→ The task
Rewrite the listing lines from the one containing "Itemize the components" through the one containing "bar (473, 77, 892, 89)" as a numbered list, skipping any blank lines and leaving out the pictures.

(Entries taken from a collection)
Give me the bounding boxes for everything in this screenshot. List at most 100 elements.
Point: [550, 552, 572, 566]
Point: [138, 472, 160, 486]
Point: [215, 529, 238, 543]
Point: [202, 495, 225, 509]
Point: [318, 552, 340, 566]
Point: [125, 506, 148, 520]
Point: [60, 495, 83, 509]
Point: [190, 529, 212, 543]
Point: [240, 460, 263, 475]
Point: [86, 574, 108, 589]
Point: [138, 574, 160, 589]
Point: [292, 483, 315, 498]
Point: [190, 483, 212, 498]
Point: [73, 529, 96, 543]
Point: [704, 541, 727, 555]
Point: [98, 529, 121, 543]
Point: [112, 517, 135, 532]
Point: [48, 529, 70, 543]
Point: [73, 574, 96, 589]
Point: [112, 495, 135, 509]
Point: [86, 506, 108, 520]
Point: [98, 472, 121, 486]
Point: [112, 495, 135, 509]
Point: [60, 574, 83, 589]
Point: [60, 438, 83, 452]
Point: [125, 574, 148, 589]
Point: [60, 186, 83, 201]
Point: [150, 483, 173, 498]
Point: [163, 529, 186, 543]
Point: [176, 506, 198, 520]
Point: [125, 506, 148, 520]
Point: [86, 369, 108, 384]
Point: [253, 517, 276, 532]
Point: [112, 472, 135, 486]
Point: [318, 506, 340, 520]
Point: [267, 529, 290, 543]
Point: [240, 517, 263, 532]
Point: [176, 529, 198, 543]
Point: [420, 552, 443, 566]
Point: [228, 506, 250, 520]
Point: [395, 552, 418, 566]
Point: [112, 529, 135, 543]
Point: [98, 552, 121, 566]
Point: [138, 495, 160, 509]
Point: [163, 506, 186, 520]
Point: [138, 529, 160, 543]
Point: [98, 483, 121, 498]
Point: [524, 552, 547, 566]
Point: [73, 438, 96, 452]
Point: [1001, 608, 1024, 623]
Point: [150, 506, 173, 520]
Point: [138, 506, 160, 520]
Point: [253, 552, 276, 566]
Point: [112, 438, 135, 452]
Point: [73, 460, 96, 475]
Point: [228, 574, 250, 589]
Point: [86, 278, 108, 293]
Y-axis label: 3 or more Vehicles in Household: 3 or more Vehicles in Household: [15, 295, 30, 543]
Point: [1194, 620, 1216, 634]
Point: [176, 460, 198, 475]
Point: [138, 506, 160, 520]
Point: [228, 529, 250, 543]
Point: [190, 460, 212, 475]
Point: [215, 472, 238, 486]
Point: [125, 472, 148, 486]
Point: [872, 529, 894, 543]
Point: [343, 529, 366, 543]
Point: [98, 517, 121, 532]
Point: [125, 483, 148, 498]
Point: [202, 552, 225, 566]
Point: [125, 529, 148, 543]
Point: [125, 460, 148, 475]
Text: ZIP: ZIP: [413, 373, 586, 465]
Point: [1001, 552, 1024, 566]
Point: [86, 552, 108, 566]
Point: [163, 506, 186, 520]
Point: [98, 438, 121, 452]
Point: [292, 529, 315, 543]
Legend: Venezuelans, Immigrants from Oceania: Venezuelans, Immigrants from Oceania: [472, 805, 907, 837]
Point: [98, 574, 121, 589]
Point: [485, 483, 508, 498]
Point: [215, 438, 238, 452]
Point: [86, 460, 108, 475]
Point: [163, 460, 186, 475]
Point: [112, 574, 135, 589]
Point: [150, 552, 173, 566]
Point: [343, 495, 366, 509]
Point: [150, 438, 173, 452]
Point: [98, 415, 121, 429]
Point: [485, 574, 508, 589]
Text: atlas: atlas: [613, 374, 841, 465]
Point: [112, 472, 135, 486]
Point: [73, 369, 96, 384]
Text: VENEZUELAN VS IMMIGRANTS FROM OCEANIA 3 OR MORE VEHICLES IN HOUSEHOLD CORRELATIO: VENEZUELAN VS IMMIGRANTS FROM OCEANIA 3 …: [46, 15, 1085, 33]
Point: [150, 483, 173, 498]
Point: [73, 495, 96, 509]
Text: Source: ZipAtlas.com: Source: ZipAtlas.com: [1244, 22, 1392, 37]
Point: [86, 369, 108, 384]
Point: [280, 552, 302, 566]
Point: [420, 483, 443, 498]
* * *
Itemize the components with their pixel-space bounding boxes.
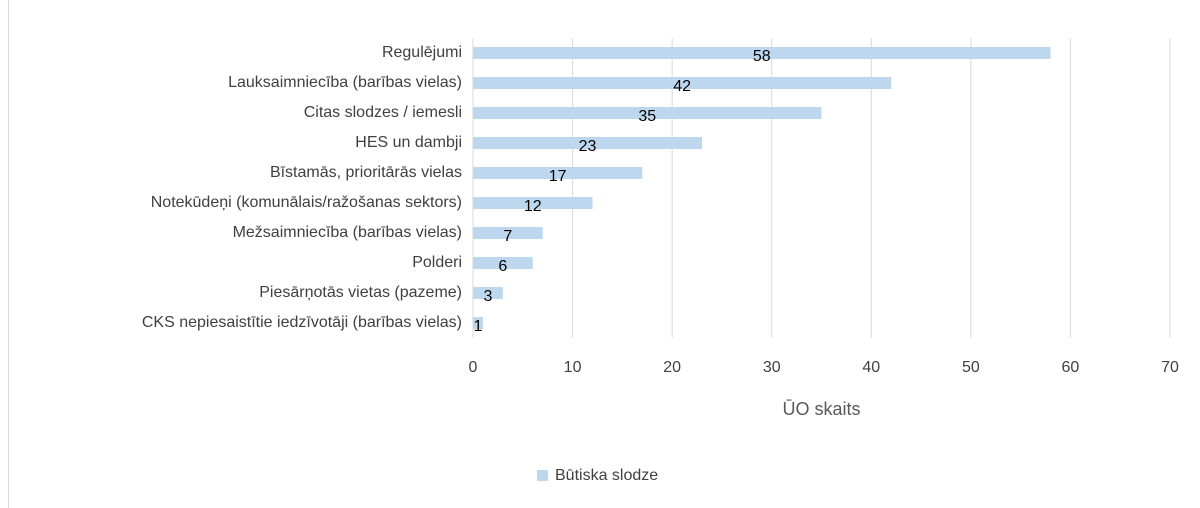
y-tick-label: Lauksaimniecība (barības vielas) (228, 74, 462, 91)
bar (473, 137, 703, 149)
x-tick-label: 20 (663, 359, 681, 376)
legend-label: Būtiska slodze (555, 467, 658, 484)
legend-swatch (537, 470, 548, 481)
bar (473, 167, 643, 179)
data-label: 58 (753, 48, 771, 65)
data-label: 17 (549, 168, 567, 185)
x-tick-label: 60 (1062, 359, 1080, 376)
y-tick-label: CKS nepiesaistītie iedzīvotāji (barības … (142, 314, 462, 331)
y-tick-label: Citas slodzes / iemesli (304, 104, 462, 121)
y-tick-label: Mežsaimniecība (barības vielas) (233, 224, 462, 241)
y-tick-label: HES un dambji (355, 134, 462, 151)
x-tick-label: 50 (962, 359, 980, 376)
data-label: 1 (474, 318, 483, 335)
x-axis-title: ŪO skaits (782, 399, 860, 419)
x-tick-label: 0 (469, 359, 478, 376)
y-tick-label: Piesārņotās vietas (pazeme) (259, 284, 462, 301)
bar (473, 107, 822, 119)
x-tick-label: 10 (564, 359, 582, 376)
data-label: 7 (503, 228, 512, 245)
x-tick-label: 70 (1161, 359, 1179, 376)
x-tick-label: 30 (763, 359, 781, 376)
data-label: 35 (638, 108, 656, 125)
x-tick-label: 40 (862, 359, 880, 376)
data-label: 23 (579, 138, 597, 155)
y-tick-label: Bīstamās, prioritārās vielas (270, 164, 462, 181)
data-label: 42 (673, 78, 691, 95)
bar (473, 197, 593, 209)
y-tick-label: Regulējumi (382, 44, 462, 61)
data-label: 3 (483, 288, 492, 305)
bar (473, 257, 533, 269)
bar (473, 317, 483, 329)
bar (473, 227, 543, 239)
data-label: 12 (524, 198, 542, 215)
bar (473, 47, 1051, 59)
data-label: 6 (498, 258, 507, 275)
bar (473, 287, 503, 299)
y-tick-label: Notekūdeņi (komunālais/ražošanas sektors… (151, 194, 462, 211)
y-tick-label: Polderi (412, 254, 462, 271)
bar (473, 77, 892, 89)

→ Task result
1. Itemize the components with their pixel-space bounding boxes.
2. y-tick-label: Lauksaimniecība (barības vielas) (228, 74, 462, 91)
3. bar (473, 137, 703, 149)
4. x-tick-label: 20 (663, 359, 681, 376)
5. legend-label: Būtiska slodze (555, 467, 658, 484)
6. legend-swatch (537, 470, 548, 481)
7. bar (473, 167, 643, 179)
8. data-label: 58 (753, 48, 771, 65)
9. data-label: 17 (549, 168, 567, 185)
10. x-tick-label: 60 (1062, 359, 1080, 376)
11. y-tick-label: CKS nepiesaistītie iedzīvotāji (barības … (142, 314, 462, 331)
12. y-tick-label: Citas slodzes / iemesli (304, 104, 462, 121)
13. y-tick-label: Mežsaimniecība (barības vielas) (233, 224, 462, 241)
14. y-tick-label: HES un dambji (355, 134, 462, 151)
15. x-tick-label: 50 (962, 359, 980, 376)
16. data-label: 1 (474, 318, 483, 335)
17. x-axis-title: ŪO skaits (782, 399, 860, 419)
18. x-tick-label: 0 (469, 359, 478, 376)
19. y-tick-label: Piesārņotās vietas (pazeme) (259, 284, 462, 301)
20. bar (473, 107, 822, 119)
21. x-tick-label: 10 (564, 359, 582, 376)
22. data-label: 7 (503, 228, 512, 245)
23. x-tick-label: 70 (1161, 359, 1179, 376)
24. x-tick-label: 30 (763, 359, 781, 376)
25. data-label: 35 (638, 108, 656, 125)
26. x-tick-label: 40 (862, 359, 880, 376)
27. data-label: 23 (579, 138, 597, 155)
28. y-tick-label: Bīstamās, prioritārās vielas (270, 164, 462, 181)
29. data-label: 42 (673, 78, 691, 95)
30. bar (473, 197, 593, 209)
31. y-tick-label: Regulējumi (382, 44, 462, 61)
32. data-label: 3 (483, 288, 492, 305)
33. bar (473, 257, 533, 269)
34. bar (473, 317, 483, 329)
35. bar (473, 227, 543, 239)
36. data-label: 12 (524, 198, 542, 215)
37. bar (473, 47, 1051, 59)
38. data-label: 6 (498, 258, 507, 275)
39. bar (473, 287, 503, 299)
40. y-tick-label: Notekūdeņi (komunālais/ražošanas sektors… (151, 194, 462, 211)
41. y-tick-label: Polderi (412, 254, 462, 271)
42. bar (473, 77, 892, 89)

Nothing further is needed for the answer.